■ **Material to process**
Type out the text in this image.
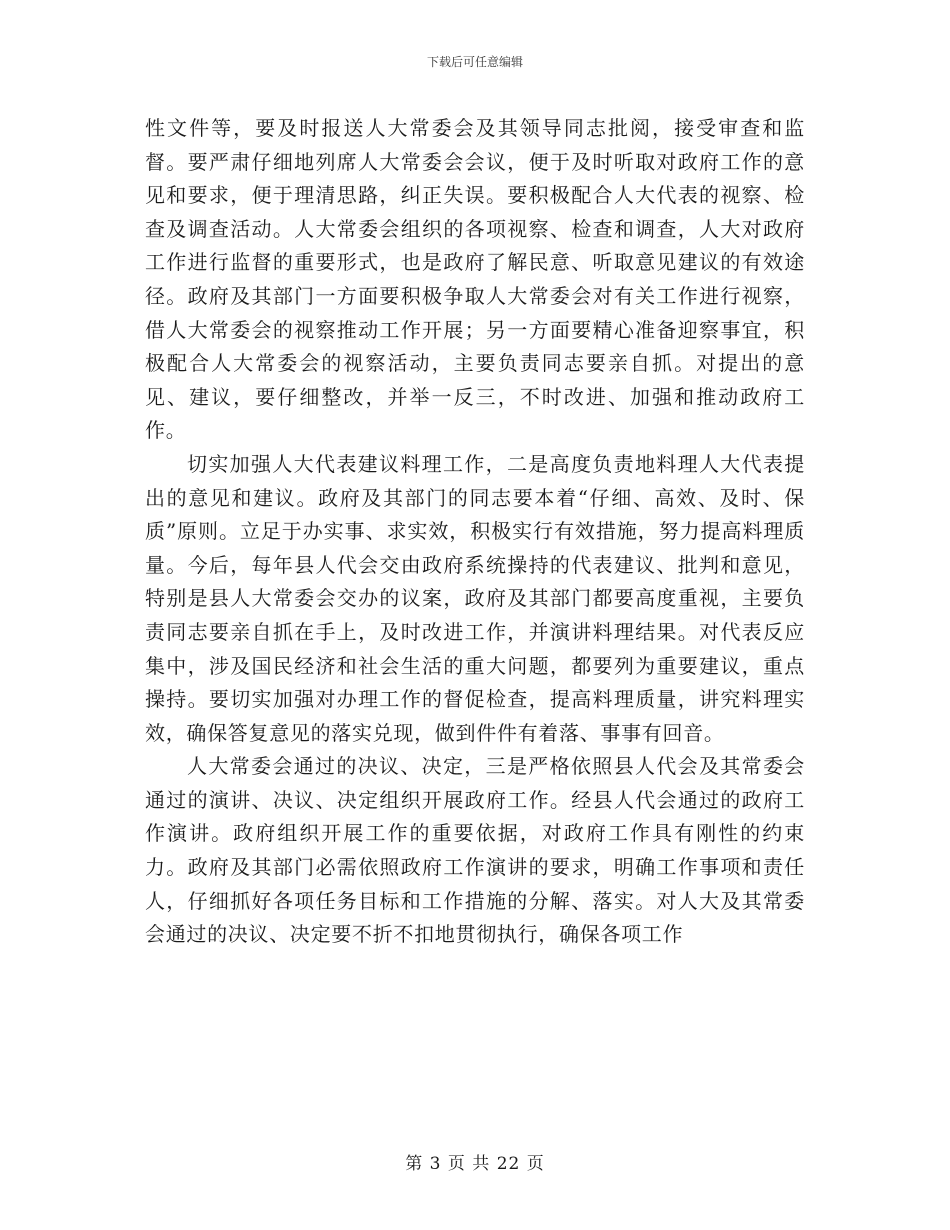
下载后可任意编辑

性文件等，要及时报送人大常委会及其领导同志批阅，接受审查和监督。要严肃仔细地列席人大常委会会议，便于及时听取对政府工作的意见和要求，便于理清思路，纠正失误。要积极配合人大代表的视察、检查及调查活动。人大常委会组织的各项视察、检查和调查，人大对政府工作进行监督的重要形式，也是政府了解民意、听取意见建议的有效途径。政府及其部门一方面要积极争取人大常委会对有关工作进行视察，借人大常委会的视察推动工作开展；另一方面要精心准备迎察事宜，积极配合人大常委会的视察活动，主要负责同志要亲自抓。对提出的意见、建议，要仔细整改，并举一反三，不时改进、加强和推动政府工作。

切实加强人大代表建议料理工作，二是高度负责地料理人大代表提出的意见和建议。政府及其部门的同志要本着“仔细、高效、及时、保质”原则。立足于办实事、求实效，积极实行有效措施，努力提高料理质量。今后，每年县人代会交由政府系统操持的代表建议、批判和意见，特别是县人大常委会交办的议案，政府及其部门都要高度重视，主要负责同志要亲自抓在手上，及时改进工作，并演讲料理结果。对代表反应集中，涉及国民经济和社会生活的重大问题，都要列为重要建议，重点操持。要切实加强对办理工作的督促检查，提高料理质量，讲究料理实效，确保答复意见的落实兑现，做到件件有着落、事事有回音。

人大常委会通过的决议、决定，三是严格依照县人代会及其常委会通过的演讲、决议、决定组织开展政府工作。经县人代会通过的政府工作演讲。政府组织开展工作的重要依据，对政府工作具有刚性的约束力。政府及其部门必需依照政府工作演讲的要求，明确工作事项和责任人，仔细抓好各项任务目标和工作措施的分解、落实。对人大及其常委会通过的决议、决定要不折不扣地贯彻执行，确保各项工作

第 3 页 共 22 页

■ **Problem statement**
Strip the images and reproduce the remaining records precisely.

■ **Completed task**
Type out the text in this image.
下载后可任意编辑

性文件等，要及时报送人大常委会及其领导同志批阅，接受审查和监督。要严肃仔细地列席人大常委会会议，便于及时听取对政府工作的意见和要求，便于理清思路，纠正失误。要积极配合人大代表的视察、检查及调查活动。人大常委会组织的各项视察、检查和调查，人大对政府工作进行监督的重要形式，也是政府了解民意、听取意见建议的有效途径。政府及其部门一方面要积极争取人大常委会对有关工作进行视察，借人大常委会的视察推动工作开展；另一方面要精心准备迎察事宜，积极配合人大常委会的视察活动，主要负责同志要亲自抓。对提出的意见、建议，要仔细整改，并举一反三，不时改进、加强和推动政府工作。

切实加强人大代表建议料理工作，二是高度负责地料理人大代表提出的意见和建议。政府及其部门的同志要本着“仔细、高效、及时、保质”原则。立足于办实事、求实效，积极实行有效措施，努力提高料理质量。今后，每年县人代会交由政府系统操持的代表建议、批判和意见，特别是县人大常委会交办的议案，政府及其部门都要高度重视，主要负责同志要亲自抓在手上，及时改进工作，并演讲料理结果。对代表反应集中，涉及国民经济和社会生活的重大问题，都要列为重要建议，重点操持。要切实加强对办理工作的督促检查，提高料理质量，讲究料理实效，确保答复意见的落实兑现，做到件件有着落、事事有回音。

人大常委会通过的决议、决定，三是严格依照县人代会及其常委会通过的演讲、决议、决定组织开展政府工作。经县人代会通过的政府工作演讲。政府组织开展工作的重要依据，对政府工作具有刚性的约束力。政府及其部门必需依照政府工作演讲的要求，明确工作事项和责任人，仔细抓好各项任务目标和工作措施的分解、落实。对人大及其常委会通过的决议、决定要不折不扣地贯彻执行，确保各项工作

第 3 页 共 22 页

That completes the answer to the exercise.